§ **Work to do**:
Restate the full listing word for word and leave the pictures out.

§ **Items**:
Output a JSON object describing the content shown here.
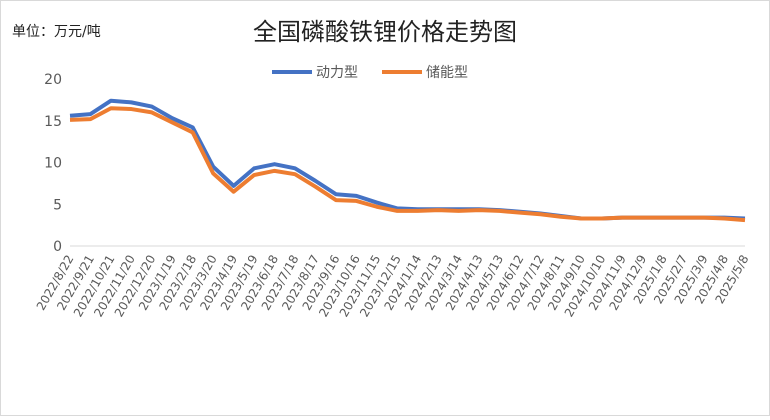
{
  "chart_data": {
    "type": "line",
    "title": "全国磷酸铁锂价格走势图",
    "unit_label": "单位：万元/吨",
    "categories": [
      "2022/8/22",
      "2022/9/21",
      "2022/10/21",
      "2022/11/20",
      "2022/12/20",
      "2023/1/19",
      "2023/2/18",
      "2023/3/20",
      "2023/4/19",
      "2023/5/19",
      "2023/6/18",
      "2023/7/18",
      "2023/8/17",
      "2023/9/16",
      "2023/10/16",
      "2023/11/15",
      "2023/12/15",
      "2024/1/14",
      "2024/2/13",
      "2024/3/14",
      "2024/4/13",
      "2024/5/13",
      "2024/6/12",
      "2024/7/12",
      "2024/8/11",
      "2024/9/10",
      "2024/10/10",
      "2024/11/9",
      "2024/12/9",
      "2025/1/8",
      "2025/2/7",
      "2025/3/9",
      "2025/4/8",
      "2025/5/8"
    ],
    "series": [
      {
        "name": "动力型",
        "color": "#4472c4",
        "values": [
          15.6,
          15.8,
          17.4,
          17.2,
          16.7,
          15.3,
          14.2,
          9.5,
          7.2,
          9.3,
          9.8,
          9.3,
          7.8,
          6.2,
          6.0,
          5.2,
          4.5,
          4.4,
          4.4,
          4.4,
          4.4,
          4.3,
          4.1,
          3.9,
          3.6,
          3.3,
          3.3,
          3.4,
          3.4,
          3.4,
          3.4,
          3.4,
          3.4,
          3.3
        ]
      },
      {
        "name": "储能型",
        "color": "#ed7d31",
        "values": [
          15.1,
          15.2,
          16.5,
          16.4,
          16.0,
          14.8,
          13.6,
          8.7,
          6.5,
          8.5,
          9.0,
          8.6,
          7.1,
          5.5,
          5.4,
          4.7,
          4.2,
          4.2,
          4.3,
          4.2,
          4.3,
          4.2,
          4.0,
          3.8,
          3.5,
          3.3,
          3.3,
          3.4,
          3.4,
          3.4,
          3.4,
          3.4,
          3.3,
          3.1
        ]
      }
    ],
    "ylim": [
      0,
      20
    ],
    "yticks": [
      0,
      5,
      10,
      15,
      20
    ],
    "legend": "top",
    "grid": false
  }
}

§ **Exercise result**:
Output a JSON object describing the content shown here.
{
  "chart_data": {
    "type": "line",
    "title": "全国磷酸铁锂价格走势图",
    "unit_label": "单位：万元/吨",
    "categories": [
      "2022/8/22",
      "2022/9/21",
      "2022/10/21",
      "2022/11/20",
      "2022/12/20",
      "2023/1/19",
      "2023/2/18",
      "2023/3/20",
      "2023/4/19",
      "2023/5/19",
      "2023/6/18",
      "2023/7/18",
      "2023/8/17",
      "2023/9/16",
      "2023/10/16",
      "2023/11/15",
      "2023/12/15",
      "2024/1/14",
      "2024/2/13",
      "2024/3/14",
      "2024/4/13",
      "2024/5/13",
      "2024/6/12",
      "2024/7/12",
      "2024/8/11",
      "2024/9/10",
      "2024/10/10",
      "2024/11/9",
      "2024/12/9",
      "2025/1/8",
      "2025/2/7",
      "2025/3/9",
      "2025/4/8",
      "2025/5/8"
    ],
    "series": [
      {
        "name": "动力型",
        "color": "#4472c4",
        "values": [
          15.6,
          15.8,
          17.4,
          17.2,
          16.7,
          15.3,
          14.2,
          9.5,
          7.2,
          9.3,
          9.8,
          9.3,
          7.8,
          6.2,
          6.0,
          5.2,
          4.5,
          4.4,
          4.4,
          4.4,
          4.4,
          4.3,
          4.1,
          3.9,
          3.6,
          3.3,
          3.3,
          3.4,
          3.4,
          3.4,
          3.4,
          3.4,
          3.4,
          3.3
        ]
      },
      {
        "name": "储能型",
        "color": "#ed7d31",
        "values": [
          15.1,
          15.2,
          16.5,
          16.4,
          16.0,
          14.8,
          13.6,
          8.7,
          6.5,
          8.5,
          9.0,
          8.6,
          7.1,
          5.5,
          5.4,
          4.7,
          4.2,
          4.2,
          4.3,
          4.2,
          4.3,
          4.2,
          4.0,
          3.8,
          3.5,
          3.3,
          3.3,
          3.4,
          3.4,
          3.4,
          3.4,
          3.4,
          3.3,
          3.1
        ]
      }
    ],
    "ylim": [
      0,
      20
    ],
    "yticks": [
      0,
      5,
      10,
      15,
      20
    ],
    "legend": "top",
    "grid": false
  }
}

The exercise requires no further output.